_Work to do_
Write out the listing below in full and exactly, leaving out every picture.

_Material for this exercise_
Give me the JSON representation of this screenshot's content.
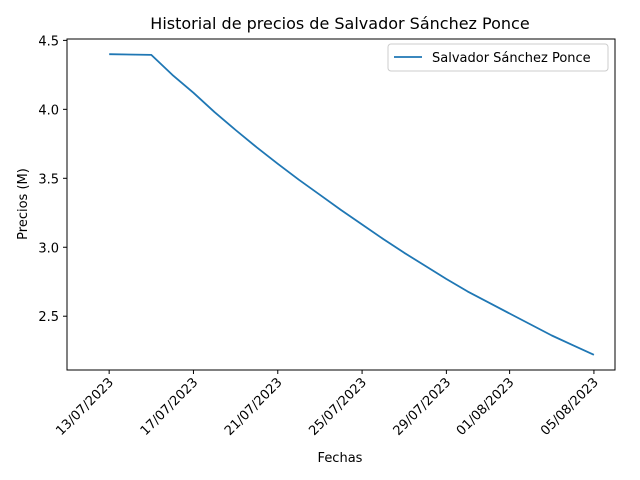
{
  "chart_data": {
    "type": "line",
    "title": "Historial de precios de Salvador Sánchez Ponce",
    "xlabel": "Fechas",
    "ylabel": "Precios (M)",
    "x_ticks": [
      "13/07/2023",
      "17/07/2023",
      "21/07/2023",
      "25/07/2023",
      "29/07/2023",
      "01/08/2023",
      "05/08/2023"
    ],
    "x_tick_dates": [
      "2023-07-13",
      "2023-07-17",
      "2023-07-21",
      "2023-07-25",
      "2023-07-29",
      "2023-08-01",
      "2023-08-05"
    ],
    "xlim": [
      "2023-07-11",
      "2023-08-06"
    ],
    "y_ticks": [
      2.5,
      3.0,
      3.5,
      4.0,
      4.5
    ],
    "ylim": [
      2.11,
      4.51
    ],
    "legend_position": "top-right",
    "grid": false,
    "series": [
      {
        "name": "Salvador Sánchez Ponce",
        "color": "#1f77b4",
        "points": [
          {
            "x": "2023-07-13",
            "y": 4.4
          },
          {
            "x": "2023-07-15",
            "y": 4.395
          },
          {
            "x": "2023-07-16",
            "y": 4.25
          },
          {
            "x": "2023-07-17",
            "y": 4.12
          },
          {
            "x": "2023-07-18",
            "y": 3.98
          },
          {
            "x": "2023-07-19",
            "y": 3.85
          },
          {
            "x": "2023-07-20",
            "y": 3.725
          },
          {
            "x": "2023-07-21",
            "y": 3.605
          },
          {
            "x": "2023-07-22",
            "y": 3.49
          },
          {
            "x": "2023-07-23",
            "y": 3.38
          },
          {
            "x": "2023-07-24",
            "y": 3.27
          },
          {
            "x": "2023-07-25",
            "y": 3.165
          },
          {
            "x": "2023-07-26",
            "y": 3.06
          },
          {
            "x": "2023-07-27",
            "y": 2.96
          },
          {
            "x": "2023-07-28",
            "y": 2.865
          },
          {
            "x": "2023-07-29",
            "y": 2.77
          },
          {
            "x": "2023-07-30",
            "y": 2.68
          },
          {
            "x": "2023-07-31",
            "y": 2.6
          },
          {
            "x": "2023-08-01",
            "y": 2.52
          },
          {
            "x": "2023-08-02",
            "y": 2.44
          },
          {
            "x": "2023-08-03",
            "y": 2.36
          },
          {
            "x": "2023-08-04",
            "y": 2.29
          },
          {
            "x": "2023-08-05",
            "y": 2.22
          }
        ]
      }
    ]
  }
}
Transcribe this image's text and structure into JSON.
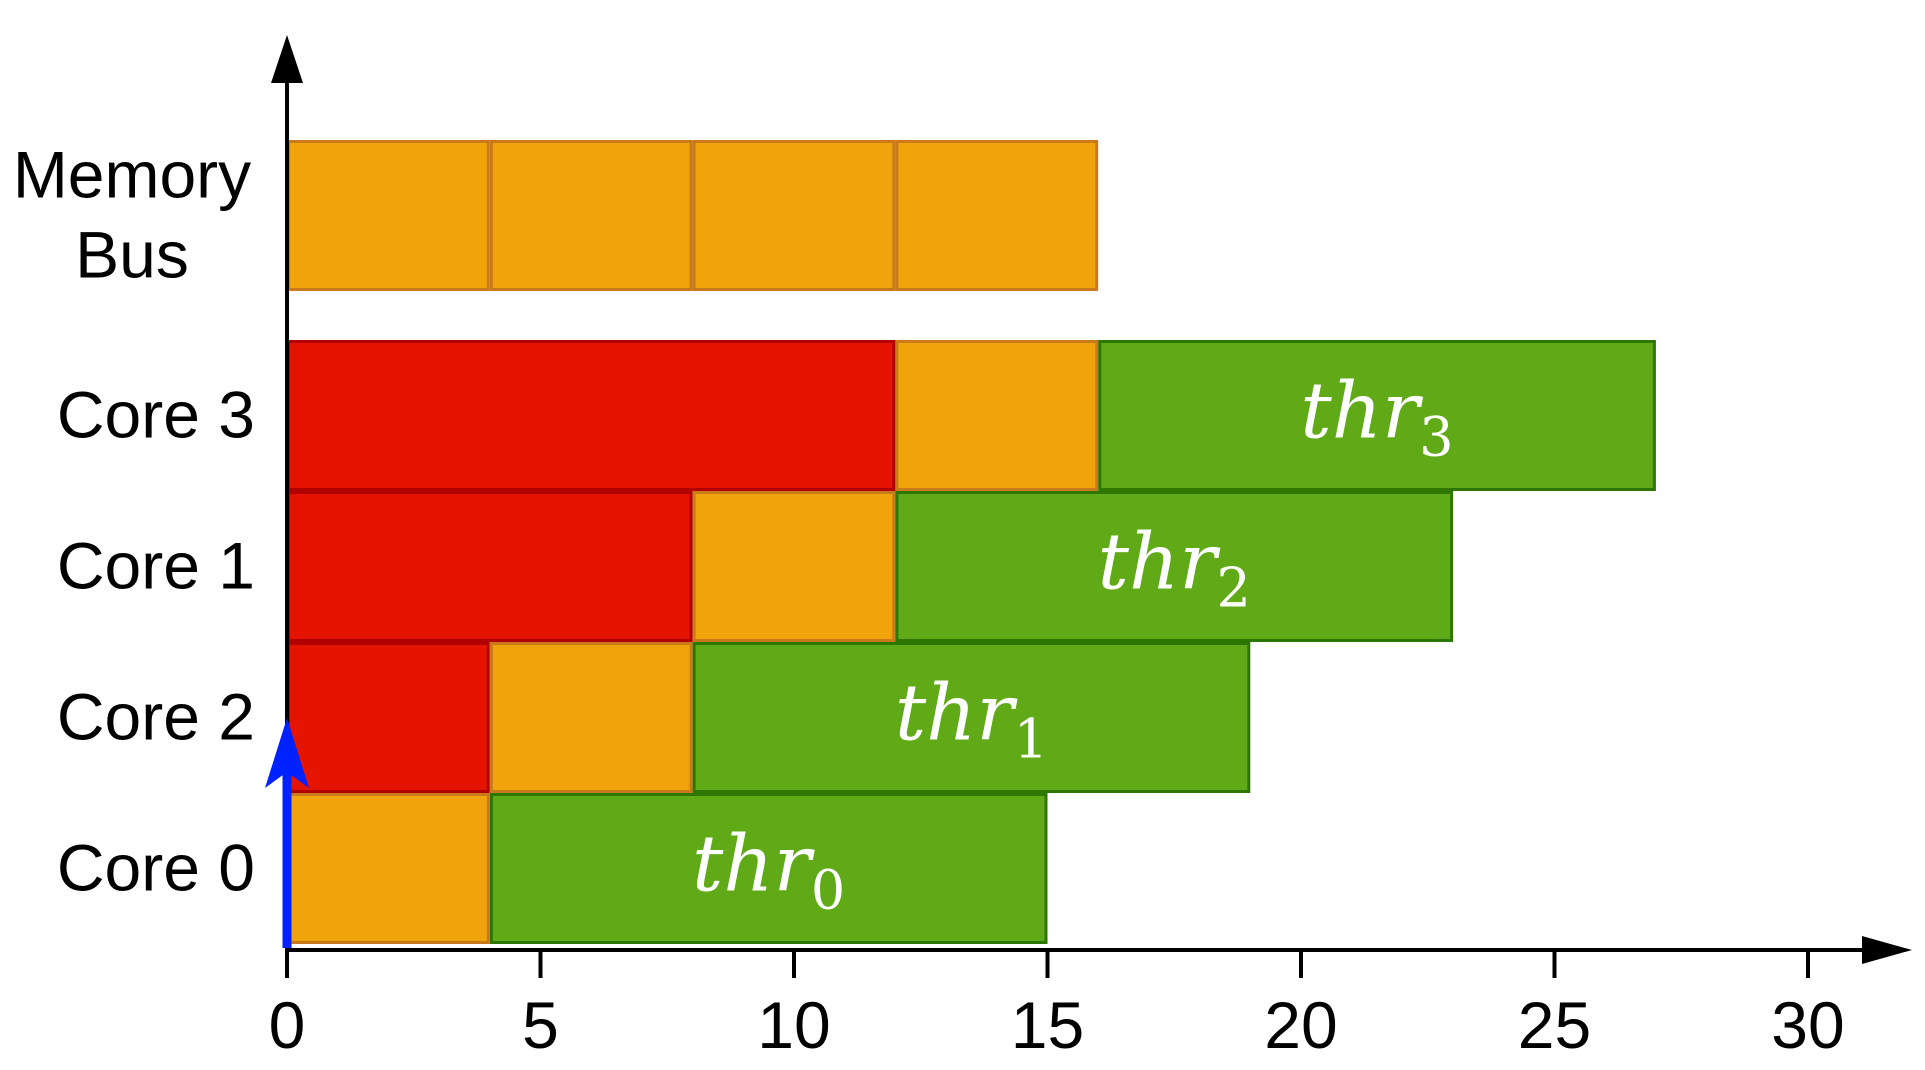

_Answer for this exercise_
Give me the JSON representation of this screenshot's content.
{
  "chart_data": {
    "type": "line",
    "title": "Historial de precios de Salvador Sánchez Ponce",
    "xlabel": "Fechas",
    "ylabel": "Precios (M)",
    "x_ticks": [
      "13/07/2023",
      "17/07/2023",
      "21/07/2023",
      "25/07/2023",
      "29/07/2023",
      "01/08/2023",
      "05/08/2023"
    ],
    "x_tick_dates": [
      "2023-07-13",
      "2023-07-17",
      "2023-07-21",
      "2023-07-25",
      "2023-07-29",
      "2023-08-01",
      "2023-08-05"
    ],
    "xlim": [
      "2023-07-11",
      "2023-08-06"
    ],
    "y_ticks": [
      2.5,
      3.0,
      3.5,
      4.0,
      4.5
    ],
    "ylim": [
      2.11,
      4.51
    ],
    "legend_position": "top-right",
    "grid": false,
    "series": [
      {
        "name": "Salvador Sánchez Ponce",
        "color": "#1f77b4",
        "points": [
          {
            "x": "2023-07-13",
            "y": 4.4
          },
          {
            "x": "2023-07-15",
            "y": 4.395
          },
          {
            "x": "2023-07-16",
            "y": 4.25
          },
          {
            "x": "2023-07-17",
            "y": 4.12
          },
          {
            "x": "2023-07-18",
            "y": 3.98
          },
          {
            "x": "2023-07-19",
            "y": 3.85
          },
          {
            "x": "2023-07-20",
            "y": 3.725
          },
          {
            "x": "2023-07-21",
            "y": 3.605
          },
          {
            "x": "2023-07-22",
            "y": 3.49
          },
          {
            "x": "2023-07-23",
            "y": 3.38
          },
          {
            "x": "2023-07-24",
            "y": 3.27
          },
          {
            "x": "2023-07-25",
            "y": 3.165
          },
          {
            "x": "2023-07-26",
            "y": 3.06
          },
          {
            "x": "2023-07-27",
            "y": 2.96
          },
          {
            "x": "2023-07-28",
            "y": 2.865
          },
          {
            "x": "2023-07-29",
            "y": 2.77
          },
          {
            "x": "2023-07-30",
            "y": 2.68
          },
          {
            "x": "2023-07-31",
            "y": 2.6
          },
          {
            "x": "2023-08-01",
            "y": 2.52
          },
          {
            "x": "2023-08-02",
            "y": 2.44
          },
          {
            "x": "2023-08-03",
            "y": 2.36
          },
          {
            "x": "2023-08-04",
            "y": 2.29
          },
          {
            "x": "2023-08-05",
            "y": 2.22
          }
        ]
      }
    ]
  }
}
Transcribe this image's text and structure into JSON.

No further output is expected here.